• _GOAL_
Sift the material for lines containing "JSON", and return them.

• _DATA PROVIDED_
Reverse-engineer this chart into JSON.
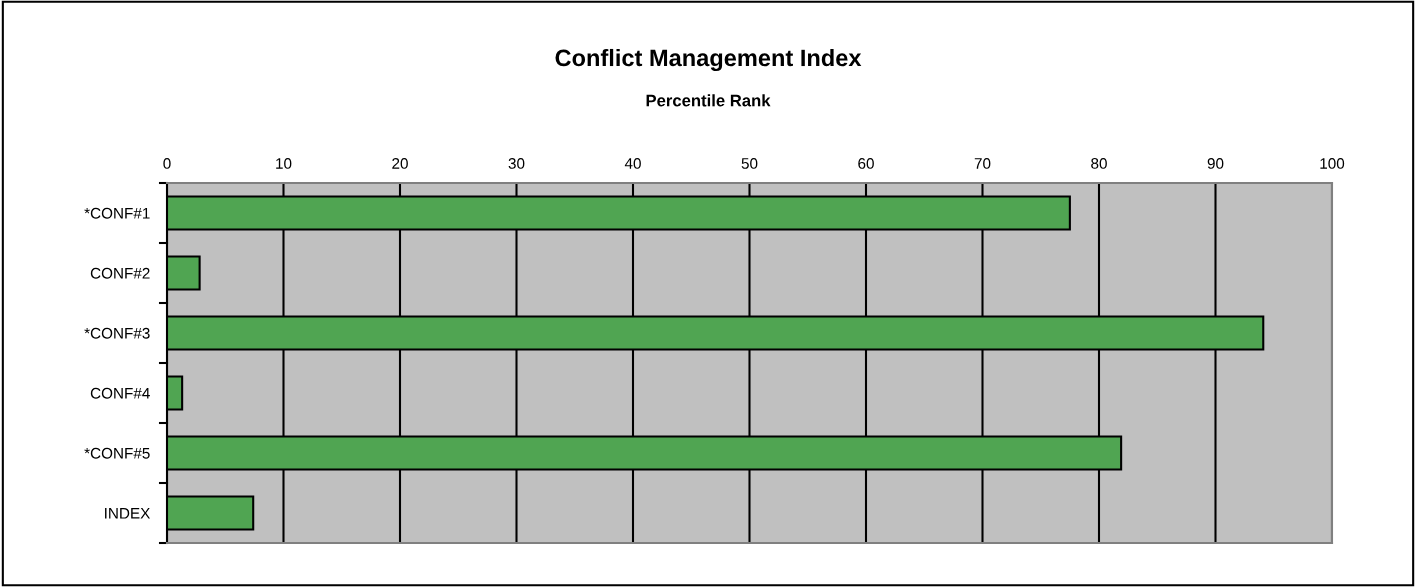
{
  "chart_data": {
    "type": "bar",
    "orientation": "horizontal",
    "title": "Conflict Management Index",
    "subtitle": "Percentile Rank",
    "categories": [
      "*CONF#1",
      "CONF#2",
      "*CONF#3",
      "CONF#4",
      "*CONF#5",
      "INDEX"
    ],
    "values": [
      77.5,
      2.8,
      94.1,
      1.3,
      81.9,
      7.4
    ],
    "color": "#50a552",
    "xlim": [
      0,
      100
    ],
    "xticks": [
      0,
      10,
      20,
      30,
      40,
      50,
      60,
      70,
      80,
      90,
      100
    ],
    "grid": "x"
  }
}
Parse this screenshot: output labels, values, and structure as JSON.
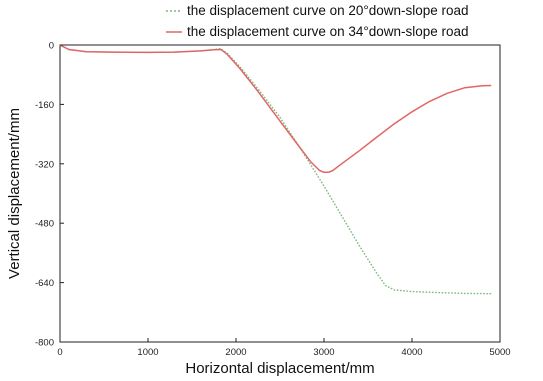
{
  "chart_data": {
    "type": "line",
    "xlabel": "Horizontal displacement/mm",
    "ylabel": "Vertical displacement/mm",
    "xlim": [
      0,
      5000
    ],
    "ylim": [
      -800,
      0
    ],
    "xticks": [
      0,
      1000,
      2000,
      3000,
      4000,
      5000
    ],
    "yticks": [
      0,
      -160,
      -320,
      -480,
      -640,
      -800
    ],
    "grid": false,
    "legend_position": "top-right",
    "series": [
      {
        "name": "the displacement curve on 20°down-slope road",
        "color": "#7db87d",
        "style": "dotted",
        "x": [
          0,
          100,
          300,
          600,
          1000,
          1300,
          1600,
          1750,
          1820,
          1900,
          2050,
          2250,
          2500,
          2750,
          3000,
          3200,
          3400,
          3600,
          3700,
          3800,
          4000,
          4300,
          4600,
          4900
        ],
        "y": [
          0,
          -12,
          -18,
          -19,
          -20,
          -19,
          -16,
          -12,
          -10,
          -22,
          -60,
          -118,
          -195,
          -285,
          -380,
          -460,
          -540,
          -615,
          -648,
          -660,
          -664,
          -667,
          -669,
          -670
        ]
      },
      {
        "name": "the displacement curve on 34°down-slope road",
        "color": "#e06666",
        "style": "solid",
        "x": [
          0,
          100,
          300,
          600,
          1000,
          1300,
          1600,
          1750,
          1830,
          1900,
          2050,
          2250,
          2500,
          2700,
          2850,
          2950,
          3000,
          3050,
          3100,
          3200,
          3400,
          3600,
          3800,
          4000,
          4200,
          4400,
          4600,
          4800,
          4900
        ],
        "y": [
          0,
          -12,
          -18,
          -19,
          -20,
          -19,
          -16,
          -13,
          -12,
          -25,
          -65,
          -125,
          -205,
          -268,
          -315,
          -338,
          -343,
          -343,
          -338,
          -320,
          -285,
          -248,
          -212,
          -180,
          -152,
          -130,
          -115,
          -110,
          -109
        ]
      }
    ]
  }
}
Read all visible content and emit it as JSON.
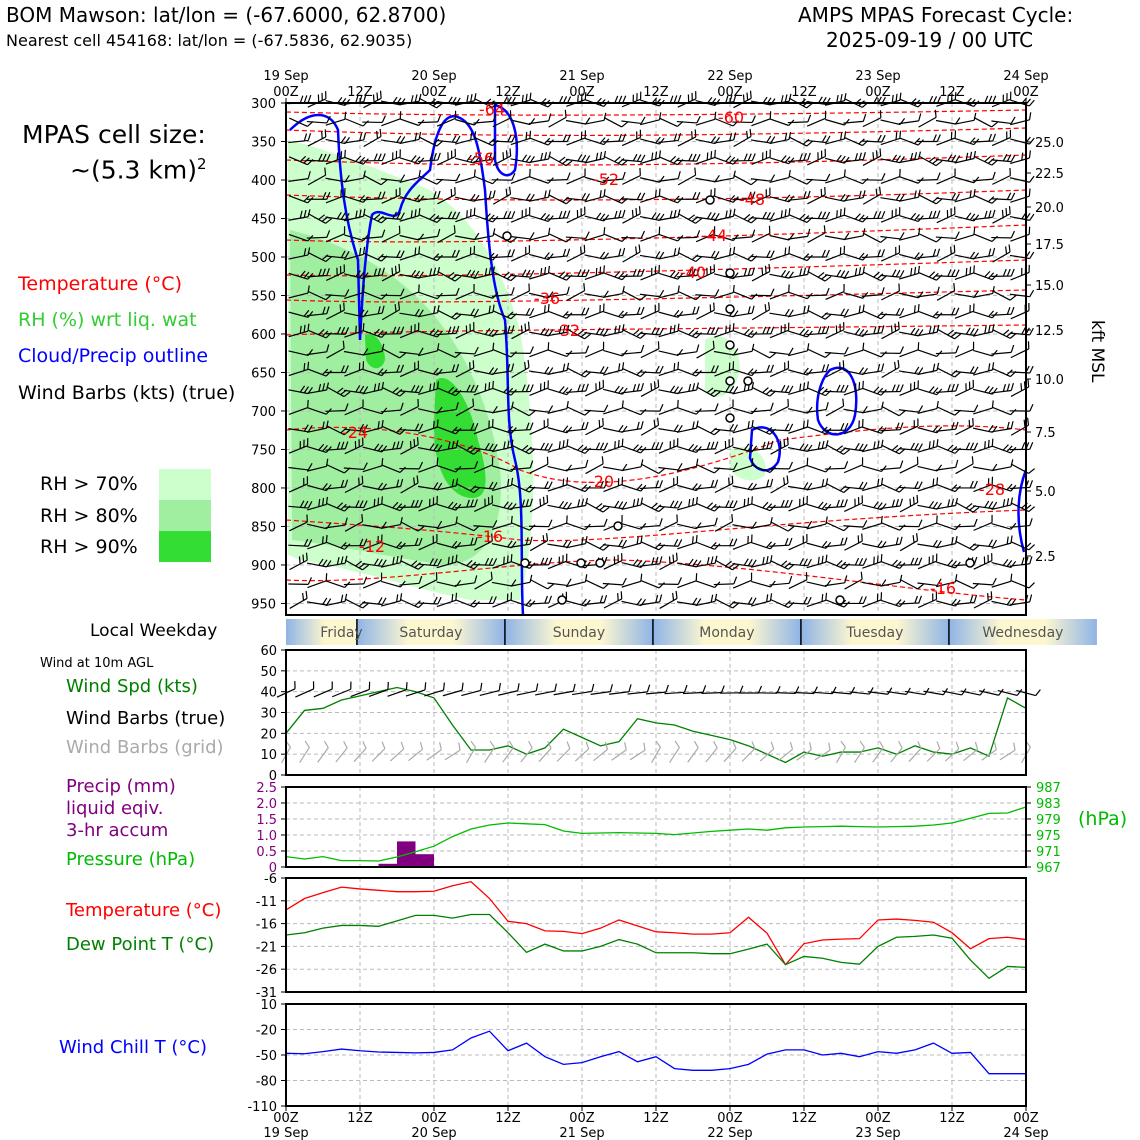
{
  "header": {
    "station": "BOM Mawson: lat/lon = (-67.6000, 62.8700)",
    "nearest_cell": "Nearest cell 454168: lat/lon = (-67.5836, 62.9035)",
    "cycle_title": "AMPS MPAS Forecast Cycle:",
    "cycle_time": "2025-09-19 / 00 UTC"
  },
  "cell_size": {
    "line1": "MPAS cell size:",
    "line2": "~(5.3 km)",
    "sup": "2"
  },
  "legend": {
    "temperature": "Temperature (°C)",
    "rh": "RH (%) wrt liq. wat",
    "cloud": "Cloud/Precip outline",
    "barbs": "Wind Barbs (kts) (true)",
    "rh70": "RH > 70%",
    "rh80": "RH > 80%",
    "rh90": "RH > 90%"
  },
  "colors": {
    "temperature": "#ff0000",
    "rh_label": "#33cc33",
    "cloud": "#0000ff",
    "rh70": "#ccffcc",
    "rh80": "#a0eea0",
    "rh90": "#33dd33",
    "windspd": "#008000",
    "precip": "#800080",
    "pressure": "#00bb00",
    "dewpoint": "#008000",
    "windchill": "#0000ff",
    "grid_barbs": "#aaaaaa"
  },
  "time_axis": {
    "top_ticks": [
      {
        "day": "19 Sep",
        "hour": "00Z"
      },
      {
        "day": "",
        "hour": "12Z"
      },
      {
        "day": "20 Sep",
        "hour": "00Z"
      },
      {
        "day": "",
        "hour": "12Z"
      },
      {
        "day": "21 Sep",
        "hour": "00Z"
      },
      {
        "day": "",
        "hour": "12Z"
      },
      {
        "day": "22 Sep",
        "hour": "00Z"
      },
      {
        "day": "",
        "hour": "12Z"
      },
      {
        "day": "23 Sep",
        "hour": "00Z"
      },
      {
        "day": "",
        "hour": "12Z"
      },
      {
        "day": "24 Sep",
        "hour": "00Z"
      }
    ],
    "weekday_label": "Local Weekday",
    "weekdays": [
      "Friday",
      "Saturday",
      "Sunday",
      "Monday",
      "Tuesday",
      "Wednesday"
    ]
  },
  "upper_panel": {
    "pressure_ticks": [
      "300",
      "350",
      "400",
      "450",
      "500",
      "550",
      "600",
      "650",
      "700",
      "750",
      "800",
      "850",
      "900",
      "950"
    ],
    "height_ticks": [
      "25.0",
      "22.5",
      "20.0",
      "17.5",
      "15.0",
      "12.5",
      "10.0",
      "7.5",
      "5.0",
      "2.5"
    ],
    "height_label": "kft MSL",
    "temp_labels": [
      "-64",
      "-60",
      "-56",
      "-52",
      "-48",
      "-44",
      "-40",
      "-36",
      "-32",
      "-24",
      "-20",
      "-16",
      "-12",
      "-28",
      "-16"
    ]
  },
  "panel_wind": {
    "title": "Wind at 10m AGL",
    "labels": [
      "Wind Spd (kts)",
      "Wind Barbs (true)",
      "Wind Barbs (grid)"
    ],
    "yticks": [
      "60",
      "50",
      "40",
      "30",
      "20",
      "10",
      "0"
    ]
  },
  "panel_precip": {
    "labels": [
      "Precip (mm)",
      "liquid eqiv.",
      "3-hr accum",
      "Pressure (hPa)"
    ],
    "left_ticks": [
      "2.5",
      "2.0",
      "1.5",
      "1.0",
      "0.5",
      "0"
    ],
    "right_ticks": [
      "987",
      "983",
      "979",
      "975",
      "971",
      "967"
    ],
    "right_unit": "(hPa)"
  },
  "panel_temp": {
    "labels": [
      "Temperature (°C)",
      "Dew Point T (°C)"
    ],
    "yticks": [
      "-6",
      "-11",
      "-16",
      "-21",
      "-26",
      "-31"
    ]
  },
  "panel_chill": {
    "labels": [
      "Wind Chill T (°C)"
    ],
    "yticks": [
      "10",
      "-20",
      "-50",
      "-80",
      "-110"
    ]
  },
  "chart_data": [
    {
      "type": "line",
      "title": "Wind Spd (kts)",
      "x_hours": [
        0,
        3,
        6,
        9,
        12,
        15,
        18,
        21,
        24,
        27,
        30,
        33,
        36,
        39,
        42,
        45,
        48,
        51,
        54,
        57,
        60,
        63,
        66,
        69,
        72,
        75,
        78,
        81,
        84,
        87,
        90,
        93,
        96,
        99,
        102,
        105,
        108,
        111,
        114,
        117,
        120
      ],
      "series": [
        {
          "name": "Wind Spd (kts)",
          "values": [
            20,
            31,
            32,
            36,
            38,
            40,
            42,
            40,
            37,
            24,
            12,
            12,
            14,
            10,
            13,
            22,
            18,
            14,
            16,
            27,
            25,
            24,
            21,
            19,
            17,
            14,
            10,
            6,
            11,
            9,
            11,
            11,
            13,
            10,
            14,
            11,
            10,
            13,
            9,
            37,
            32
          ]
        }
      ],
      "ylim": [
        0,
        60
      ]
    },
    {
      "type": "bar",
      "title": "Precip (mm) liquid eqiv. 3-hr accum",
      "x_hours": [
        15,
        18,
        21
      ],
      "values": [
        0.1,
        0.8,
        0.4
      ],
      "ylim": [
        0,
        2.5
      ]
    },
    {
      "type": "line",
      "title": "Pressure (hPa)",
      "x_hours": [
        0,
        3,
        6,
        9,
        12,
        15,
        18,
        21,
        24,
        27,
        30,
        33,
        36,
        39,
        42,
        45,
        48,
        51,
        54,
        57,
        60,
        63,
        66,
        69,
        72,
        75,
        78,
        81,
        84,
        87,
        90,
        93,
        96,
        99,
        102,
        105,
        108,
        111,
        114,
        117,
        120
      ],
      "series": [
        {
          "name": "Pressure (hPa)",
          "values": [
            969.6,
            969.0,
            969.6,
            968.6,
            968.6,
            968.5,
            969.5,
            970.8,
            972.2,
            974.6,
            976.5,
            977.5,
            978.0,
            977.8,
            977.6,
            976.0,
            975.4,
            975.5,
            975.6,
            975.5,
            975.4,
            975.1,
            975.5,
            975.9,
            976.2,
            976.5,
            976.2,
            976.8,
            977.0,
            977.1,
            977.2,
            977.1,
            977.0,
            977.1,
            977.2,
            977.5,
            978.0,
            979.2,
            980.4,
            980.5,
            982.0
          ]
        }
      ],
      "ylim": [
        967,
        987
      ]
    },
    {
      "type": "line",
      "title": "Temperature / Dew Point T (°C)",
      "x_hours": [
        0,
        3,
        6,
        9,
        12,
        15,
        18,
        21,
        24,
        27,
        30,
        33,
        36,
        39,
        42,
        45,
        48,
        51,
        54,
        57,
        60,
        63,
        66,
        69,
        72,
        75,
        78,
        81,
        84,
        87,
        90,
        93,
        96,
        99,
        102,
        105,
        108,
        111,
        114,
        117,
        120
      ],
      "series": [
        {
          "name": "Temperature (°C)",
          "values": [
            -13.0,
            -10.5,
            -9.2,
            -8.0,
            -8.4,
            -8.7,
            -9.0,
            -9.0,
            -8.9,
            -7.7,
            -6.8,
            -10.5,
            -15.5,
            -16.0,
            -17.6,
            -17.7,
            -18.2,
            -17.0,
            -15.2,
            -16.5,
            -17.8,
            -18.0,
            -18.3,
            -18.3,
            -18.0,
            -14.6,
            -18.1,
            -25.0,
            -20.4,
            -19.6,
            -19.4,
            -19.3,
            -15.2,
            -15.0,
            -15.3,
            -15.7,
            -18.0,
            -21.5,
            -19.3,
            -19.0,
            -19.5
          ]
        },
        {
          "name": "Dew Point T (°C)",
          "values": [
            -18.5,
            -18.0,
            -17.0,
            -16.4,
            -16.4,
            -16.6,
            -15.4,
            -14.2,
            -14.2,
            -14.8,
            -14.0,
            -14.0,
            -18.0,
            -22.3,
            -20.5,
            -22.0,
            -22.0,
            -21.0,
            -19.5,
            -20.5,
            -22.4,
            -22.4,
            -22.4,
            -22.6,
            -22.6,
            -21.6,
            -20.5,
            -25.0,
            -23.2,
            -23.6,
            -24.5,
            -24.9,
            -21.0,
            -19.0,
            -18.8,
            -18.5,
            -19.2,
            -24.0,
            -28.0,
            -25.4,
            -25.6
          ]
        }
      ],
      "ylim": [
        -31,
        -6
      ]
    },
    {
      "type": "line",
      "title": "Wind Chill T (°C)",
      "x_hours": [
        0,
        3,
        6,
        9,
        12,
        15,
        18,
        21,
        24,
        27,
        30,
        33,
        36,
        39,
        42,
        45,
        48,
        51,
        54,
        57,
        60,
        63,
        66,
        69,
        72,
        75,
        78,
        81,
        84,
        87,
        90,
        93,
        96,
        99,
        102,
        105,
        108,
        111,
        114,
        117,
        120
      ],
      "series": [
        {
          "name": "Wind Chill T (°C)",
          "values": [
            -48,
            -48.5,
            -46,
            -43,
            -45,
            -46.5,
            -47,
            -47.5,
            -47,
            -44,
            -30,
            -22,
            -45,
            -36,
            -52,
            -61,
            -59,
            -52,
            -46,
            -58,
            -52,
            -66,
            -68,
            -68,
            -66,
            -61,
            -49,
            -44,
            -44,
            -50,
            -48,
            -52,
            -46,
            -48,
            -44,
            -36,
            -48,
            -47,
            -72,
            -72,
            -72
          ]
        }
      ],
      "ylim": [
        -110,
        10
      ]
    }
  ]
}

• _EXERCISE SOLUTION_
Reverse-engineer this chart into JSON.
Parse this screenshot: output labels, values, and structure as JSON.
Read all visible content and emit it as JSON.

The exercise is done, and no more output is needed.